▸ TO BE DONE:
A – In the memoir passage, which two works had Mr. Sheridan already become celebrated for writing?
B – Reproduce a portion of the memoir passage word for word, starting at "At Mr. Sheridan's" and ending at "me to go on.".

▸ PASSAGE:

......

Mr. Robinson having once more obtained his liberty, how were we to subsist honourably and above reproach? He applied to his father, but every aid was refused; he could not follow his profession, because he had not completed his articles of clerkship. I resolved on turning my thoughts toward literary labour, and projected a variety of works, by which I hoped to obtain at least a decent independence. Alas! how little did I then know either the fatigue or the hazard of mental occupations! How little did I foresee that the day would come when my health would be impaired, my thoughts perpetually employed, in so destructive a pursuit! At the moment that I write this page, I feel in every fibre of my brain the fatal conviction that it is a destroying labour.

William Brereton in the Character of Douglas from a Painting by N. Hone
William Brereton in the Character of Douglas from a Painting by N. Hone

It was at this moment of anxiety, of hope, of fear, that my thoughts once more were turned to a dramatic life; and, walking with my husband in St. James's Park, late in the autumn, we were accosted by Mr. Brereton, of Drury Lane Theatre. I had not seen him during the last two years, and he seemed rejoiced in having met us. At that period we lodged at Lyne's, the confectioner, in Old Bond Street. Mr. Brereton went home and dined with us; and after dinner the conversation turned on my partiality to the stage, which he earnestly recommended as a scene of great promise to what he termed my promising talents. The idea rushed like electricity through my brain. I asked Mr. Robinson's opinion, and he now readily consented to my making the trial. He had repeatedly written to his father, requesting even the smallest aid toward our support until he could embark in his profession; but every letter remained unanswered, and we had no hope but in our own mental exertions.

Some time after this period, we removed to a more quiet situation, and occupied a very neat and comfortable suite of apartments in Newman Street. I was then some months advanced in a state of domestic solicitude, and my health seemed in a precarious state, owing to my having too long devoted myself to the duties of a mother in nursing my eldest daughter Maria. It was in this lodging that, one morning, wholly unexpectedly, Mr. Brereton made us a second visit, bringing with him a friend, whom he introduced on entering the drawing-room. This stranger was Mr. Sheridan.[23]

I was overwhelmed with confusion. I know not why, but I felt a sense of mortification when I observed that my appearance was carelessly déshabillé, and my mind as little prepared for what I guessed to be the motive of his visit. I, however, soon recovered my recollection, and the theatre was consequently the topic of discourse.

At Mr. Sheridan's earnest entreaties, I recited some passages from Shakespeare. I was alarmed and timid; but the gentleness of his manners, and the impressive encouragement he gave me, dissipated my fears and tempted me to go on.

Mr. Sheridan had then recently purchased a share of Drury Lane Theatre, in conjunction with Mr. Lacey and Doctor Ford; he was already celebrated as the author of "The Rivals" and "The Duenna," and his mind was evidently portrayed in his manners, which were strikingly and bewitchingly attractive.

The encouragement which I received in this essay, and the praises which Mr. Sheridan lavishly bestowed, determined me to make a public trial of my talents; and several visits, which were rapidly repeated by Mr. Sheridan, at length produced an arrangement for that period. My intention was intimated to Mr. Garrick, who, though he had for some seasons retired from the stage, kindly promised protection, and as kindly undertook to be my tutor.

......

▸ GIVEN MATERIAL:
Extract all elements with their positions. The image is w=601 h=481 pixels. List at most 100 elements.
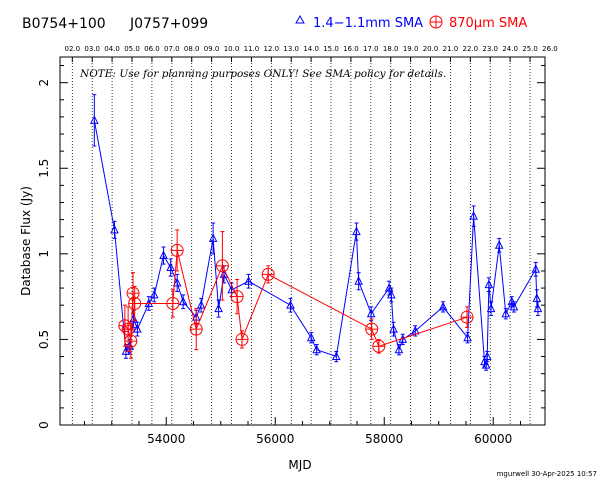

......

▸ OUTPUTS BY TASK:
A – "The Rivals" and "The Duenna."

B –
At Mr. Sheridan's earnest entreaties, I recited some passages from Shakespeare. I was alarmed and timid; but the gentleness of his manners, and the impressive encouragement he gave me, dissipated my fears and tempted me to go on.